[START OF INPUT]

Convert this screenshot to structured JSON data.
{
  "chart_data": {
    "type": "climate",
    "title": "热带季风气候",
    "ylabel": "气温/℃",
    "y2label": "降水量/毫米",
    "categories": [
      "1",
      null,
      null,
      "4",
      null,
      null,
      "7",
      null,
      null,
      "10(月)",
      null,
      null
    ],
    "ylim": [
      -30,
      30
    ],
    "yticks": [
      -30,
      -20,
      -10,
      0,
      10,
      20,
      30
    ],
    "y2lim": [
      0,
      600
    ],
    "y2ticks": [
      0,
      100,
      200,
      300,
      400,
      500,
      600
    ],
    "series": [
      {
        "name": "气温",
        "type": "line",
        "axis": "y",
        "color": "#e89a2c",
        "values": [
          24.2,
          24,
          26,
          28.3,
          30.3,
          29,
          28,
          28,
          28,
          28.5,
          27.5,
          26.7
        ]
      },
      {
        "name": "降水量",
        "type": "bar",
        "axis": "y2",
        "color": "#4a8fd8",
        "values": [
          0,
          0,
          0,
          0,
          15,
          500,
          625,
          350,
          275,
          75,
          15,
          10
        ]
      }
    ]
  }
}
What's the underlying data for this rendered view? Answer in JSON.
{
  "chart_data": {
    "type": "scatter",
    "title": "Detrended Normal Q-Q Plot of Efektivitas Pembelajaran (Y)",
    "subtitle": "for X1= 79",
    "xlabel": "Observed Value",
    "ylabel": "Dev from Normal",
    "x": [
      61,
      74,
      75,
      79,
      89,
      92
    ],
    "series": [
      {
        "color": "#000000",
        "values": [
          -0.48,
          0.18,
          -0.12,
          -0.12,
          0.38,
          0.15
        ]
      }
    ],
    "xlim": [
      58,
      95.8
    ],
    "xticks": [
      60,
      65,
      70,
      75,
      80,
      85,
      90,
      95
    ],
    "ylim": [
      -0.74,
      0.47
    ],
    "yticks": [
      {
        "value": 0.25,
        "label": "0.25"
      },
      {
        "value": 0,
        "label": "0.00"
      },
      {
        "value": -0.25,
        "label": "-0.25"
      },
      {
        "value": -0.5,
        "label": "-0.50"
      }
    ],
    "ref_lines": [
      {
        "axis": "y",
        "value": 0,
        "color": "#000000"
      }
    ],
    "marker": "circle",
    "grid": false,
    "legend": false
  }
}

[END OF INPUT]

## WHAT YOU NEED TO DO
Extract the full set of entries word for word.

## SOLUTION BELOW
Convert this screenshot to structured JSON data.
{
  "chart_data": {
    "type": "climate",
    "title": "热带季风气候",
    "ylabel": "气温/℃",
    "y2label": "降水量/毫米",
    "categories": [
      "1",
      null,
      null,
      "4",
      null,
      null,
      "7",
      null,
      null,
      "10(月)",
      null,
      null
    ],
    "ylim": [
      -30,
      30
    ],
    "yticks": [
      -30,
      -20,
      -10,
      0,
      10,
      20,
      30
    ],
    "y2lim": [
      0,
      600
    ],
    "y2ticks": [
      0,
      100,
      200,
      300,
      400,
      500,
      600
    ],
    "series": [
      {
        "name": "气温",
        "type": "line",
        "axis": "y",
        "color": "#e89a2c",
        "values": [
          24.2,
          24,
          26,
          28.3,
          30.3,
          29,
          28,
          28,
          28,
          28.5,
          27.5,
          26.7
        ]
      },
      {
        "name": "降水量",
        "type": "bar",
        "axis": "y2",
        "color": "#4a8fd8",
        "values": [
          0,
          0,
          0,
          0,
          15,
          500,
          625,
          350,
          275,
          75,
          15,
          10
        ]
      }
    ]
  }
}
What's the underlying data for this rendered view? Answer in JSON.
{
  "chart_data": {
    "type": "scatter",
    "title": "Detrended Normal Q-Q Plot of Efektivitas Pembelajaran (Y)",
    "subtitle": "for X1= 79",
    "xlabel": "Observed Value",
    "ylabel": "Dev from Normal",
    "x": [
      61,
      74,
      75,
      79,
      89,
      92
    ],
    "series": [
      {
        "color": "#000000",
        "values": [
          -0.48,
          0.18,
          -0.12,
          -0.12,
          0.38,
          0.15
        ]
      }
    ],
    "xlim": [
      58,
      95.8
    ],
    "xticks": [
      60,
      65,
      70,
      75,
      80,
      85,
      90,
      95
    ],
    "ylim": [
      -0.74,
      0.47
    ],
    "yticks": [
      {
        "value": 0.25,
        "label": "0.25"
      },
      {
        "value": 0,
        "label": "0.00"
      },
      {
        "value": -0.25,
        "label": "-0.25"
      },
      {
        "value": -0.5,
        "label": "-0.50"
      }
    ],
    "ref_lines": [
      {
        "axis": "y",
        "value": 0,
        "color": "#000000"
      }
    ],
    "marker": "circle",
    "grid": false,
    "legend": false
  }
}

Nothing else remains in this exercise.